** Start DATA RECORDS **

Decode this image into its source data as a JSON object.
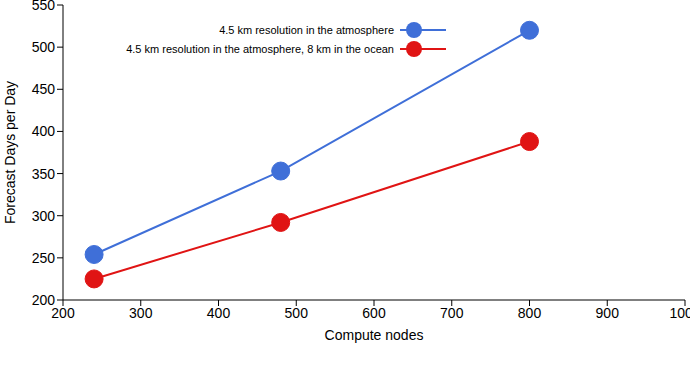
{
  "chart_data": {
    "type": "line",
    "x_label": "Compute nodes",
    "y_label": "Forecast Days per Day",
    "xlim": [
      200,
      1000
    ],
    "xticks": [
      200,
      300,
      400,
      500,
      600,
      700,
      800,
      900,
      1000
    ],
    "ylim": [
      200,
      550
    ],
    "yticks": [
      200,
      250,
      300,
      350,
      400,
      450,
      500,
      550
    ],
    "grid": false,
    "legend": "top",
    "marker": "circle",
    "series": [
      {
        "name": "4.5 km resolution in the atmosphere",
        "color": "#3f6fd8",
        "x": [
          240,
          480,
          800
        ],
        "values": [
          254,
          353,
          520
        ]
      },
      {
        "name": "4.5 km resolution in the atmosphere, 8 km in the ocean",
        "color": "#e01414",
        "x": [
          240,
          480,
          800
        ],
        "values": [
          225,
          292,
          388
        ]
      }
    ]
  }
}
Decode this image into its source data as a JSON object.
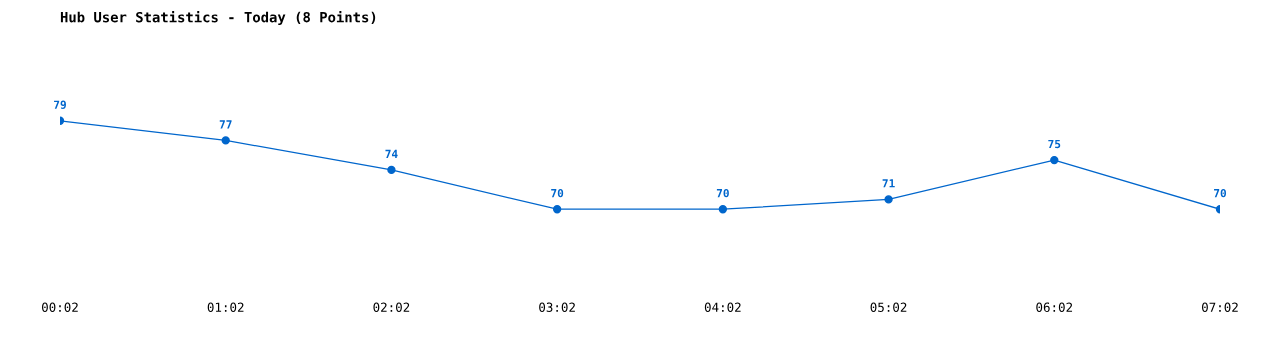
{
  "chart_data": {
    "type": "line",
    "title": "Hub User Statistics - Today (8 Points)",
    "categories": [
      "00:02",
      "01:02",
      "02:02",
      "03:02",
      "04:02",
      "05:02",
      "06:02",
      "07:02"
    ],
    "series": [
      {
        "color": "#0066cc",
        "values": [
          79,
          77,
          74,
          70,
          70,
          71,
          75,
          70
        ]
      }
    ],
    "data_labels": true,
    "marker": "circle",
    "line_style": "solid",
    "grid": false,
    "legend": false,
    "tick_labels": "x"
  }
}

** End DATA RECORDS **

▶ [WHAT IS REQUIRED]:
Reproduce the entries above without change, omitting all pictures.

▶ [OUTPUT OF THE EXERCISE]:
Decode this image into its source data as a JSON object.
{
  "chart_data": {
    "type": "line",
    "x_label": "Compute nodes",
    "y_label": "Forecast Days per Day",
    "xlim": [
      200,
      1000
    ],
    "xticks": [
      200,
      300,
      400,
      500,
      600,
      700,
      800,
      900,
      1000
    ],
    "ylim": [
      200,
      550
    ],
    "yticks": [
      200,
      250,
      300,
      350,
      400,
      450,
      500,
      550
    ],
    "grid": false,
    "legend": "top",
    "marker": "circle",
    "series": [
      {
        "name": "4.5 km resolution in the atmosphere",
        "color": "#3f6fd8",
        "x": [
          240,
          480,
          800
        ],
        "values": [
          254,
          353,
          520
        ]
      },
      {
        "name": "4.5 km resolution in the atmosphere, 8 km in the ocean",
        "color": "#e01414",
        "x": [
          240,
          480,
          800
        ],
        "values": [
          225,
          292,
          388
        ]
      }
    ]
  }
}
Decode this image into its source data as a JSON object.
{
  "chart_data": {
    "type": "line",
    "title": "Hub User Statistics - Today (8 Points)",
    "categories": [
      "00:02",
      "01:02",
      "02:02",
      "03:02",
      "04:02",
      "05:02",
      "06:02",
      "07:02"
    ],
    "series": [
      {
        "color": "#0066cc",
        "values": [
          79,
          77,
          74,
          70,
          70,
          71,
          75,
          70
        ]
      }
    ],
    "data_labels": true,
    "marker": "circle",
    "line_style": "solid",
    "grid": false,
    "legend": false,
    "tick_labels": "x"
  }
}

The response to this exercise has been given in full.